# TASK OBJECTIVE:
Copy every entry exactly.
:: MATERIAL FOR THIS EXERCISE
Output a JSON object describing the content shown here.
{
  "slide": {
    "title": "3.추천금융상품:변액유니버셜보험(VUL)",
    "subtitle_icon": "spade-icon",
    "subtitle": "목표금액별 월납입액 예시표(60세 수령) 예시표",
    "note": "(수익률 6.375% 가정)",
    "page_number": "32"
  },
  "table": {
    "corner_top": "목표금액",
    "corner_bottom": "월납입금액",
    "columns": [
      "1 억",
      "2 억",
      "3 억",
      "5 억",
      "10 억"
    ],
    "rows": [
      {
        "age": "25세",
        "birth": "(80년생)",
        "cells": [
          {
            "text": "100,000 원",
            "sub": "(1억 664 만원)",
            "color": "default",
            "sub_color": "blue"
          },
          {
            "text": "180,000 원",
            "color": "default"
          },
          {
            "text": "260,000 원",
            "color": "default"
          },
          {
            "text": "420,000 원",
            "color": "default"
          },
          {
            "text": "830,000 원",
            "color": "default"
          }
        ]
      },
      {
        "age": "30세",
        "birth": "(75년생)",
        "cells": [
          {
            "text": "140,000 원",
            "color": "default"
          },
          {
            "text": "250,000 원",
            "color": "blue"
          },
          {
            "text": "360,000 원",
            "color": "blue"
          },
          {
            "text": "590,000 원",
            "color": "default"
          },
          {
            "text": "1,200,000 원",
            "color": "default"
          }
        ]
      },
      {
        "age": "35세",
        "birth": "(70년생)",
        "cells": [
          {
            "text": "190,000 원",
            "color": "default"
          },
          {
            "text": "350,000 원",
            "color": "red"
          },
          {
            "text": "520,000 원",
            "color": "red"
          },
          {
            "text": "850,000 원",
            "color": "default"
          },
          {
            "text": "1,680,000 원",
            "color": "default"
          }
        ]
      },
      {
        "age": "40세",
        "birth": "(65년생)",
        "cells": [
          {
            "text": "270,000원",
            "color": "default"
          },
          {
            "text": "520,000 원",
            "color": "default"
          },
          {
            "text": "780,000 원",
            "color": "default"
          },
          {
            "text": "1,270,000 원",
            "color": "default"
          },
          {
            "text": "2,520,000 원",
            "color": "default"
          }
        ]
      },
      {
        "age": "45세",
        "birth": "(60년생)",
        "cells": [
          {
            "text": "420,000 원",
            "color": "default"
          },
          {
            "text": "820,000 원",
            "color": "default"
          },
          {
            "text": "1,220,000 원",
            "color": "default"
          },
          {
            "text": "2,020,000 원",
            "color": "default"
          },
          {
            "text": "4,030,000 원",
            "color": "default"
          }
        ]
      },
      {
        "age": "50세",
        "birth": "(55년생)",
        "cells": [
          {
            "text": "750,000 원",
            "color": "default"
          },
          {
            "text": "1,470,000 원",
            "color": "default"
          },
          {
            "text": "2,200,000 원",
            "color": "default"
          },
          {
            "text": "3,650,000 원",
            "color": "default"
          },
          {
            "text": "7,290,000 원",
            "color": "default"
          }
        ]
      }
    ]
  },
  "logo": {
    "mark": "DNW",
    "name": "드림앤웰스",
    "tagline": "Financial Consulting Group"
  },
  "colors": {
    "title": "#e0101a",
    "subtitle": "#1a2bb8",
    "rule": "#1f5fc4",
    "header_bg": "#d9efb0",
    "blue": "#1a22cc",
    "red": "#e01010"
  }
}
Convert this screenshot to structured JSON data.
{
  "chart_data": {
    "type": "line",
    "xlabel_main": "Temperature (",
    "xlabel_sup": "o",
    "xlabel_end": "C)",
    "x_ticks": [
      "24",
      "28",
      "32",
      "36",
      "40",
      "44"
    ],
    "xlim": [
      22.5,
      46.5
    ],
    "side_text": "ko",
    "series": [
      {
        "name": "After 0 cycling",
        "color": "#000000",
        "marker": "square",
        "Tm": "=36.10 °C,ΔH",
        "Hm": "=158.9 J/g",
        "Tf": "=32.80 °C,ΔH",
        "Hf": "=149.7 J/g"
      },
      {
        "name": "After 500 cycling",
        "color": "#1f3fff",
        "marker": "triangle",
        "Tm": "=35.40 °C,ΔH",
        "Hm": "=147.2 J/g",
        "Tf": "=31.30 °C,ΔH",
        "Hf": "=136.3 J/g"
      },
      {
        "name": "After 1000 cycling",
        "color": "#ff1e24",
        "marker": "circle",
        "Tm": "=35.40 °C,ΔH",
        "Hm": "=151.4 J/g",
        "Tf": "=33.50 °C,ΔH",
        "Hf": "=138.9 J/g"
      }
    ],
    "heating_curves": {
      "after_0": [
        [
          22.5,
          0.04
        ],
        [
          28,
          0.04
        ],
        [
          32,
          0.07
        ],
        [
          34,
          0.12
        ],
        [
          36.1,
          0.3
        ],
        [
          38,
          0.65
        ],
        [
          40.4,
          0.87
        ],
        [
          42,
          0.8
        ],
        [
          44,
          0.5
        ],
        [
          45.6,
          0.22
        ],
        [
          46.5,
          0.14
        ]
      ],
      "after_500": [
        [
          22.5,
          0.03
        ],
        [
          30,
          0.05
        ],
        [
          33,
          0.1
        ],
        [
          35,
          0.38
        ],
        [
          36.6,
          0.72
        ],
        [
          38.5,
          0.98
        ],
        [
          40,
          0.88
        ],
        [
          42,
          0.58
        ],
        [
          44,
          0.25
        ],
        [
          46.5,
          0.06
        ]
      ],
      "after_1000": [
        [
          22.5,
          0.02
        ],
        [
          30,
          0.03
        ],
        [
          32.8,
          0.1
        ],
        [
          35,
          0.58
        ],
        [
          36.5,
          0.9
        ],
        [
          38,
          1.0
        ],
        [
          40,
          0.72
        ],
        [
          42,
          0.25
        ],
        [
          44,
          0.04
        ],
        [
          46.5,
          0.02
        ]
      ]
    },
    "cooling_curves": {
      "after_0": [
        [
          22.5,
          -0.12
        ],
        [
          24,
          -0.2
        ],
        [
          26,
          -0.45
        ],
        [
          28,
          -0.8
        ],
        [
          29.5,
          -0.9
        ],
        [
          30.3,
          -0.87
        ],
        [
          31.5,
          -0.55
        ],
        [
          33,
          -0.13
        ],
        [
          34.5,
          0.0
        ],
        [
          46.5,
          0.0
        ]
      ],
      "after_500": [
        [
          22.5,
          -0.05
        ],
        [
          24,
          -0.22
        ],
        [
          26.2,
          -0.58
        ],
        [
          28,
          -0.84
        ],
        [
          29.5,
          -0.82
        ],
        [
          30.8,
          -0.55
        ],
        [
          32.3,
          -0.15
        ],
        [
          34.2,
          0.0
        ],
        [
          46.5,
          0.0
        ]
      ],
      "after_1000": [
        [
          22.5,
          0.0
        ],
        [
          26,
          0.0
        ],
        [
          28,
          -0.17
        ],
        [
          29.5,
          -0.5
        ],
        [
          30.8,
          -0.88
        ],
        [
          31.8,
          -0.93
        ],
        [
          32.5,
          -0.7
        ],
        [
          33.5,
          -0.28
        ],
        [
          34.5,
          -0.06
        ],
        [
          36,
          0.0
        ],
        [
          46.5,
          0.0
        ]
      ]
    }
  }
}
::::
# SOLUTION FOR THIS TASK:
Output a JSON object describing the content shown here.
{
  "slide": {
    "title": "3.추천금융상품:변액유니버셜보험(VUL)",
    "subtitle_icon": "spade-icon",
    "subtitle": "목표금액별 월납입액 예시표(60세 수령) 예시표",
    "note": "(수익률 6.375% 가정)",
    "page_number": "32"
  },
  "table": {
    "corner_top": "목표금액",
    "corner_bottom": "월납입금액",
    "columns": [
      "1 억",
      "2 억",
      "3 억",
      "5 억",
      "10 억"
    ],
    "rows": [
      {
        "age": "25세",
        "birth": "(80년생)",
        "cells": [
          {
            "text": "100,000 원",
            "sub": "(1억 664 만원)",
            "color": "default",
            "sub_color": "blue"
          },
          {
            "text": "180,000 원",
            "color": "default"
          },
          {
            "text": "260,000 원",
            "color": "default"
          },
          {
            "text": "420,000 원",
            "color": "default"
          },
          {
            "text": "830,000 원",
            "color": "default"
          }
        ]
      },
      {
        "age": "30세",
        "birth": "(75년생)",
        "cells": [
          {
            "text": "140,000 원",
            "color": "default"
          },
          {
            "text": "250,000 원",
            "color": "blue"
          },
          {
            "text": "360,000 원",
            "color": "blue"
          },
          {
            "text": "590,000 원",
            "color": "default"
          },
          {
            "text": "1,200,000 원",
            "color": "default"
          }
        ]
      },
      {
        "age": "35세",
        "birth": "(70년생)",
        "cells": [
          {
            "text": "190,000 원",
            "color": "default"
          },
          {
            "text": "350,000 원",
            "color": "red"
          },
          {
            "text": "520,000 원",
            "color": "red"
          },
          {
            "text": "850,000 원",
            "color": "default"
          },
          {
            "text": "1,680,000 원",
            "color": "default"
          }
        ]
      },
      {
        "age": "40세",
        "birth": "(65년생)",
        "cells": [
          {
            "text": "270,000원",
            "color": "default"
          },
          {
            "text": "520,000 원",
            "color": "default"
          },
          {
            "text": "780,000 원",
            "color": "default"
          },
          {
            "text": "1,270,000 원",
            "color": "default"
          },
          {
            "text": "2,520,000 원",
            "color": "default"
          }
        ]
      },
      {
        "age": "45세",
        "birth": "(60년생)",
        "cells": [
          {
            "text": "420,000 원",
            "color": "default"
          },
          {
            "text": "820,000 원",
            "color": "default"
          },
          {
            "text": "1,220,000 원",
            "color": "default"
          },
          {
            "text": "2,020,000 원",
            "color": "default"
          },
          {
            "text": "4,030,000 원",
            "color": "default"
          }
        ]
      },
      {
        "age": "50세",
        "birth": "(55년생)",
        "cells": [
          {
            "text": "750,000 원",
            "color": "default"
          },
          {
            "text": "1,470,000 원",
            "color": "default"
          },
          {
            "text": "2,200,000 원",
            "color": "default"
          },
          {
            "text": "3,650,000 원",
            "color": "default"
          },
          {
            "text": "7,290,000 원",
            "color": "default"
          }
        ]
      }
    ]
  },
  "logo": {
    "mark": "DNW",
    "name": "드림앤웰스",
    "tagline": "Financial Consulting Group"
  },
  "colors": {
    "title": "#e0101a",
    "subtitle": "#1a2bb8",
    "rule": "#1f5fc4",
    "header_bg": "#d9efb0",
    "blue": "#1a22cc",
    "red": "#e01010"
  }
}
Convert this screenshot to structured JSON data.
{
  "chart_data": {
    "type": "line",
    "xlabel_main": "Temperature (",
    "xlabel_sup": "o",
    "xlabel_end": "C)",
    "x_ticks": [
      "24",
      "28",
      "32",
      "36",
      "40",
      "44"
    ],
    "xlim": [
      22.5,
      46.5
    ],
    "side_text": "ko",
    "series": [
      {
        "name": "After 0 cycling",
        "color": "#000000",
        "marker": "square",
        "Tm": "=36.10 °C,ΔH",
        "Hm": "=158.9 J/g",
        "Tf": "=32.80 °C,ΔH",
        "Hf": "=149.7 J/g"
      },
      {
        "name": "After 500 cycling",
        "color": "#1f3fff",
        "marker": "triangle",
        "Tm": "=35.40 °C,ΔH",
        "Hm": "=147.2 J/g",
        "Tf": "=31.30 °C,ΔH",
        "Hf": "=136.3 J/g"
      },
      {
        "name": "After 1000 cycling",
        "color": "#ff1e24",
        "marker": "circle",
        "Tm": "=35.40 °C,ΔH",
        "Hm": "=151.4 J/g",
        "Tf": "=33.50 °C,ΔH",
        "Hf": "=138.9 J/g"
      }
    ],
    "heating_curves": {
      "after_0": [
        [
          22.5,
          0.04
        ],
        [
          28,
          0.04
        ],
        [
          32,
          0.07
        ],
        [
          34,
          0.12
        ],
        [
          36.1,
          0.3
        ],
        [
          38,
          0.65
        ],
        [
          40.4,
          0.87
        ],
        [
          42,
          0.8
        ],
        [
          44,
          0.5
        ],
        [
          45.6,
          0.22
        ],
        [
          46.5,
          0.14
        ]
      ],
      "after_500": [
        [
          22.5,
          0.03
        ],
        [
          30,
          0.05
        ],
        [
          33,
          0.1
        ],
        [
          35,
          0.38
        ],
        [
          36.6,
          0.72
        ],
        [
          38.5,
          0.98
        ],
        [
          40,
          0.88
        ],
        [
          42,
          0.58
        ],
        [
          44,
          0.25
        ],
        [
          46.5,
          0.06
        ]
      ],
      "after_1000": [
        [
          22.5,
          0.02
        ],
        [
          30,
          0.03
        ],
        [
          32.8,
          0.1
        ],
        [
          35,
          0.58
        ],
        [
          36.5,
          0.9
        ],
        [
          38,
          1.0
        ],
        [
          40,
          0.72
        ],
        [
          42,
          0.25
        ],
        [
          44,
          0.04
        ],
        [
          46.5,
          0.02
        ]
      ]
    },
    "cooling_curves": {
      "after_0": [
        [
          22.5,
          -0.12
        ],
        [
          24,
          -0.2
        ],
        [
          26,
          -0.45
        ],
        [
          28,
          -0.8
        ],
        [
          29.5,
          -0.9
        ],
        [
          30.3,
          -0.87
        ],
        [
          31.5,
          -0.55
        ],
        [
          33,
          -0.13
        ],
        [
          34.5,
          0.0
        ],
        [
          46.5,
          0.0
        ]
      ],
      "after_500": [
        [
          22.5,
          -0.05
        ],
        [
          24,
          -0.22
        ],
        [
          26.2,
          -0.58
        ],
        [
          28,
          -0.84
        ],
        [
          29.5,
          -0.82
        ],
        [
          30.8,
          -0.55
        ],
        [
          32.3,
          -0.15
        ],
        [
          34.2,
          0.0
        ],
        [
          46.5,
          0.0
        ]
      ],
      "after_1000": [
        [
          22.5,
          0.0
        ],
        [
          26,
          0.0
        ],
        [
          28,
          -0.17
        ],
        [
          29.5,
          -0.5
        ],
        [
          30.8,
          -0.88
        ],
        [
          31.8,
          -0.93
        ],
        [
          32.5,
          -0.7
        ],
        [
          33.5,
          -0.28
        ],
        [
          34.5,
          -0.06
        ],
        [
          36,
          0.0
        ],
        [
          46.5,
          0.0
        ]
      ]
    }
  }
}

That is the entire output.